**TASK TO CARRY OUT**
Set down each line of the material that follows, exactly, with no pictures.

————

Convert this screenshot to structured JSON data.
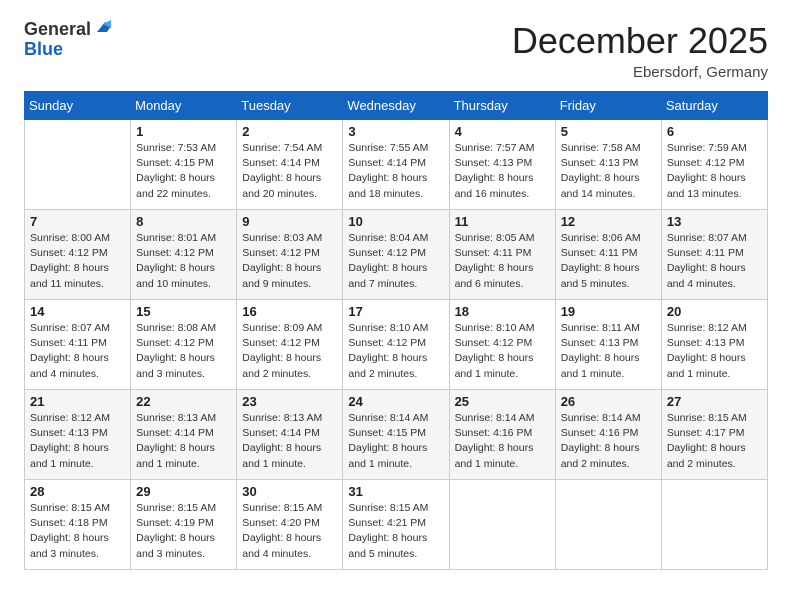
{
  "header": {
    "logo_general": "General",
    "logo_blue": "Blue",
    "month": "December 2025",
    "location": "Ebersdorf, Germany"
  },
  "days_of_week": [
    "Sunday",
    "Monday",
    "Tuesday",
    "Wednesday",
    "Thursday",
    "Friday",
    "Saturday"
  ],
  "weeks": [
    [
      {
        "day": "",
        "sunrise": "",
        "sunset": "",
        "daylight": ""
      },
      {
        "day": "1",
        "sunrise": "Sunrise: 7:53 AM",
        "sunset": "Sunset: 4:15 PM",
        "daylight": "Daylight: 8 hours and 22 minutes."
      },
      {
        "day": "2",
        "sunrise": "Sunrise: 7:54 AM",
        "sunset": "Sunset: 4:14 PM",
        "daylight": "Daylight: 8 hours and 20 minutes."
      },
      {
        "day": "3",
        "sunrise": "Sunrise: 7:55 AM",
        "sunset": "Sunset: 4:14 PM",
        "daylight": "Daylight: 8 hours and 18 minutes."
      },
      {
        "day": "4",
        "sunrise": "Sunrise: 7:57 AM",
        "sunset": "Sunset: 4:13 PM",
        "daylight": "Daylight: 8 hours and 16 minutes."
      },
      {
        "day": "5",
        "sunrise": "Sunrise: 7:58 AM",
        "sunset": "Sunset: 4:13 PM",
        "daylight": "Daylight: 8 hours and 14 minutes."
      },
      {
        "day": "6",
        "sunrise": "Sunrise: 7:59 AM",
        "sunset": "Sunset: 4:12 PM",
        "daylight": "Daylight: 8 hours and 13 minutes."
      }
    ],
    [
      {
        "day": "7",
        "sunrise": "Sunrise: 8:00 AM",
        "sunset": "Sunset: 4:12 PM",
        "daylight": "Daylight: 8 hours and 11 minutes."
      },
      {
        "day": "8",
        "sunrise": "Sunrise: 8:01 AM",
        "sunset": "Sunset: 4:12 PM",
        "daylight": "Daylight: 8 hours and 10 minutes."
      },
      {
        "day": "9",
        "sunrise": "Sunrise: 8:03 AM",
        "sunset": "Sunset: 4:12 PM",
        "daylight": "Daylight: 8 hours and 9 minutes."
      },
      {
        "day": "10",
        "sunrise": "Sunrise: 8:04 AM",
        "sunset": "Sunset: 4:12 PM",
        "daylight": "Daylight: 8 hours and 7 minutes."
      },
      {
        "day": "11",
        "sunrise": "Sunrise: 8:05 AM",
        "sunset": "Sunset: 4:11 PM",
        "daylight": "Daylight: 8 hours and 6 minutes."
      },
      {
        "day": "12",
        "sunrise": "Sunrise: 8:06 AM",
        "sunset": "Sunset: 4:11 PM",
        "daylight": "Daylight: 8 hours and 5 minutes."
      },
      {
        "day": "13",
        "sunrise": "Sunrise: 8:07 AM",
        "sunset": "Sunset: 4:11 PM",
        "daylight": "Daylight: 8 hours and 4 minutes."
      }
    ],
    [
      {
        "day": "14",
        "sunrise": "Sunrise: 8:07 AM",
        "sunset": "Sunset: 4:11 PM",
        "daylight": "Daylight: 8 hours and 4 minutes."
      },
      {
        "day": "15",
        "sunrise": "Sunrise: 8:08 AM",
        "sunset": "Sunset: 4:12 PM",
        "daylight": "Daylight: 8 hours and 3 minutes."
      },
      {
        "day": "16",
        "sunrise": "Sunrise: 8:09 AM",
        "sunset": "Sunset: 4:12 PM",
        "daylight": "Daylight: 8 hours and 2 minutes."
      },
      {
        "day": "17",
        "sunrise": "Sunrise: 8:10 AM",
        "sunset": "Sunset: 4:12 PM",
        "daylight": "Daylight: 8 hours and 2 minutes."
      },
      {
        "day": "18",
        "sunrise": "Sunrise: 8:10 AM",
        "sunset": "Sunset: 4:12 PM",
        "daylight": "Daylight: 8 hours and 1 minute."
      },
      {
        "day": "19",
        "sunrise": "Sunrise: 8:11 AM",
        "sunset": "Sunset: 4:13 PM",
        "daylight": "Daylight: 8 hours and 1 minute."
      },
      {
        "day": "20",
        "sunrise": "Sunrise: 8:12 AM",
        "sunset": "Sunset: 4:13 PM",
        "daylight": "Daylight: 8 hours and 1 minute."
      }
    ],
    [
      {
        "day": "21",
        "sunrise": "Sunrise: 8:12 AM",
        "sunset": "Sunset: 4:13 PM",
        "daylight": "Daylight: 8 hours and 1 minute."
      },
      {
        "day": "22",
        "sunrise": "Sunrise: 8:13 AM",
        "sunset": "Sunset: 4:14 PM",
        "daylight": "Daylight: 8 hours and 1 minute."
      },
      {
        "day": "23",
        "sunrise": "Sunrise: 8:13 AM",
        "sunset": "Sunset: 4:14 PM",
        "daylight": "Daylight: 8 hours and 1 minute."
      },
      {
        "day": "24",
        "sunrise": "Sunrise: 8:14 AM",
        "sunset": "Sunset: 4:15 PM",
        "daylight": "Daylight: 8 hours and 1 minute."
      },
      {
        "day": "25",
        "sunrise": "Sunrise: 8:14 AM",
        "sunset": "Sunset: 4:16 PM",
        "daylight": "Daylight: 8 hours and 1 minute."
      },
      {
        "day": "26",
        "sunrise": "Sunrise: 8:14 AM",
        "sunset": "Sunset: 4:16 PM",
        "daylight": "Daylight: 8 hours and 2 minutes."
      },
      {
        "day": "27",
        "sunrise": "Sunrise: 8:15 AM",
        "sunset": "Sunset: 4:17 PM",
        "daylight": "Daylight: 8 hours and 2 minutes."
      }
    ],
    [
      {
        "day": "28",
        "sunrise": "Sunrise: 8:15 AM",
        "sunset": "Sunset: 4:18 PM",
        "daylight": "Daylight: 8 hours and 3 minutes."
      },
      {
        "day": "29",
        "sunrise": "Sunrise: 8:15 AM",
        "sunset": "Sunset: 4:19 PM",
        "daylight": "Daylight: 8 hours and 3 minutes."
      },
      {
        "day": "30",
        "sunrise": "Sunrise: 8:15 AM",
        "sunset": "Sunset: 4:20 PM",
        "daylight": "Daylight: 8 hours and 4 minutes."
      },
      {
        "day": "31",
        "sunrise": "Sunrise: 8:15 AM",
        "sunset": "Sunset: 4:21 PM",
        "daylight": "Daylight: 8 hours and 5 minutes."
      },
      {
        "day": "",
        "sunrise": "",
        "sunset": "",
        "daylight": ""
      },
      {
        "day": "",
        "sunrise": "",
        "sunset": "",
        "daylight": ""
      },
      {
        "day": "",
        "sunrise": "",
        "sunset": "",
        "daylight": ""
      }
    ]
  ]
}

————

**SOLUTION FOR THIS TASK**
Convert this screenshot to structured JSON data.
{
  "header": {
    "logo_general": "General",
    "logo_blue": "Blue",
    "month": "December 2025",
    "location": "Ebersdorf, Germany"
  },
  "days_of_week": [
    "Sunday",
    "Monday",
    "Tuesday",
    "Wednesday",
    "Thursday",
    "Friday",
    "Saturday"
  ],
  "weeks": [
    [
      {
        "day": "",
        "sunrise": "",
        "sunset": "",
        "daylight": ""
      },
      {
        "day": "1",
        "sunrise": "Sunrise: 7:53 AM",
        "sunset": "Sunset: 4:15 PM",
        "daylight": "Daylight: 8 hours and 22 minutes."
      },
      {
        "day": "2",
        "sunrise": "Sunrise: 7:54 AM",
        "sunset": "Sunset: 4:14 PM",
        "daylight": "Daylight: 8 hours and 20 minutes."
      },
      {
        "day": "3",
        "sunrise": "Sunrise: 7:55 AM",
        "sunset": "Sunset: 4:14 PM",
        "daylight": "Daylight: 8 hours and 18 minutes."
      },
      {
        "day": "4",
        "sunrise": "Sunrise: 7:57 AM",
        "sunset": "Sunset: 4:13 PM",
        "daylight": "Daylight: 8 hours and 16 minutes."
      },
      {
        "day": "5",
        "sunrise": "Sunrise: 7:58 AM",
        "sunset": "Sunset: 4:13 PM",
        "daylight": "Daylight: 8 hours and 14 minutes."
      },
      {
        "day": "6",
        "sunrise": "Sunrise: 7:59 AM",
        "sunset": "Sunset: 4:12 PM",
        "daylight": "Daylight: 8 hours and 13 minutes."
      }
    ],
    [
      {
        "day": "7",
        "sunrise": "Sunrise: 8:00 AM",
        "sunset": "Sunset: 4:12 PM",
        "daylight": "Daylight: 8 hours and 11 minutes."
      },
      {
        "day": "8",
        "sunrise": "Sunrise: 8:01 AM",
        "sunset": "Sunset: 4:12 PM",
        "daylight": "Daylight: 8 hours and 10 minutes."
      },
      {
        "day": "9",
        "sunrise": "Sunrise: 8:03 AM",
        "sunset": "Sunset: 4:12 PM",
        "daylight": "Daylight: 8 hours and 9 minutes."
      },
      {
        "day": "10",
        "sunrise": "Sunrise: 8:04 AM",
        "sunset": "Sunset: 4:12 PM",
        "daylight": "Daylight: 8 hours and 7 minutes."
      },
      {
        "day": "11",
        "sunrise": "Sunrise: 8:05 AM",
        "sunset": "Sunset: 4:11 PM",
        "daylight": "Daylight: 8 hours and 6 minutes."
      },
      {
        "day": "12",
        "sunrise": "Sunrise: 8:06 AM",
        "sunset": "Sunset: 4:11 PM",
        "daylight": "Daylight: 8 hours and 5 minutes."
      },
      {
        "day": "13",
        "sunrise": "Sunrise: 8:07 AM",
        "sunset": "Sunset: 4:11 PM",
        "daylight": "Daylight: 8 hours and 4 minutes."
      }
    ],
    [
      {
        "day": "14",
        "sunrise": "Sunrise: 8:07 AM",
        "sunset": "Sunset: 4:11 PM",
        "daylight": "Daylight: 8 hours and 4 minutes."
      },
      {
        "day": "15",
        "sunrise": "Sunrise: 8:08 AM",
        "sunset": "Sunset: 4:12 PM",
        "daylight": "Daylight: 8 hours and 3 minutes."
      },
      {
        "day": "16",
        "sunrise": "Sunrise: 8:09 AM",
        "sunset": "Sunset: 4:12 PM",
        "daylight": "Daylight: 8 hours and 2 minutes."
      },
      {
        "day": "17",
        "sunrise": "Sunrise: 8:10 AM",
        "sunset": "Sunset: 4:12 PM",
        "daylight": "Daylight: 8 hours and 2 minutes."
      },
      {
        "day": "18",
        "sunrise": "Sunrise: 8:10 AM",
        "sunset": "Sunset: 4:12 PM",
        "daylight": "Daylight: 8 hours and 1 minute."
      },
      {
        "day": "19",
        "sunrise": "Sunrise: 8:11 AM",
        "sunset": "Sunset: 4:13 PM",
        "daylight": "Daylight: 8 hours and 1 minute."
      },
      {
        "day": "20",
        "sunrise": "Sunrise: 8:12 AM",
        "sunset": "Sunset: 4:13 PM",
        "daylight": "Daylight: 8 hours and 1 minute."
      }
    ],
    [
      {
        "day": "21",
        "sunrise": "Sunrise: 8:12 AM",
        "sunset": "Sunset: 4:13 PM",
        "daylight": "Daylight: 8 hours and 1 minute."
      },
      {
        "day": "22",
        "sunrise": "Sunrise: 8:13 AM",
        "sunset": "Sunset: 4:14 PM",
        "daylight": "Daylight: 8 hours and 1 minute."
      },
      {
        "day": "23",
        "sunrise": "Sunrise: 8:13 AM",
        "sunset": "Sunset: 4:14 PM",
        "daylight": "Daylight: 8 hours and 1 minute."
      },
      {
        "day": "24",
        "sunrise": "Sunrise: 8:14 AM",
        "sunset": "Sunset: 4:15 PM",
        "daylight": "Daylight: 8 hours and 1 minute."
      },
      {
        "day": "25",
        "sunrise": "Sunrise: 8:14 AM",
        "sunset": "Sunset: 4:16 PM",
        "daylight": "Daylight: 8 hours and 1 minute."
      },
      {
        "day": "26",
        "sunrise": "Sunrise: 8:14 AM",
        "sunset": "Sunset: 4:16 PM",
        "daylight": "Daylight: 8 hours and 2 minutes."
      },
      {
        "day": "27",
        "sunrise": "Sunrise: 8:15 AM",
        "sunset": "Sunset: 4:17 PM",
        "daylight": "Daylight: 8 hours and 2 minutes."
      }
    ],
    [
      {
        "day": "28",
        "sunrise": "Sunrise: 8:15 AM",
        "sunset": "Sunset: 4:18 PM",
        "daylight": "Daylight: 8 hours and 3 minutes."
      },
      {
        "day": "29",
        "sunrise": "Sunrise: 8:15 AM",
        "sunset": "Sunset: 4:19 PM",
        "daylight": "Daylight: 8 hours and 3 minutes."
      },
      {
        "day": "30",
        "sunrise": "Sunrise: 8:15 AM",
        "sunset": "Sunset: 4:20 PM",
        "daylight": "Daylight: 8 hours and 4 minutes."
      },
      {
        "day": "31",
        "sunrise": "Sunrise: 8:15 AM",
        "sunset": "Sunset: 4:21 PM",
        "daylight": "Daylight: 8 hours and 5 minutes."
      },
      {
        "day": "",
        "sunrise": "",
        "sunset": "",
        "daylight": ""
      },
      {
        "day": "",
        "sunrise": "",
        "sunset": "",
        "daylight": ""
      },
      {
        "day": "",
        "sunrise": "",
        "sunset": "",
        "daylight": ""
      }
    ]
  ]
}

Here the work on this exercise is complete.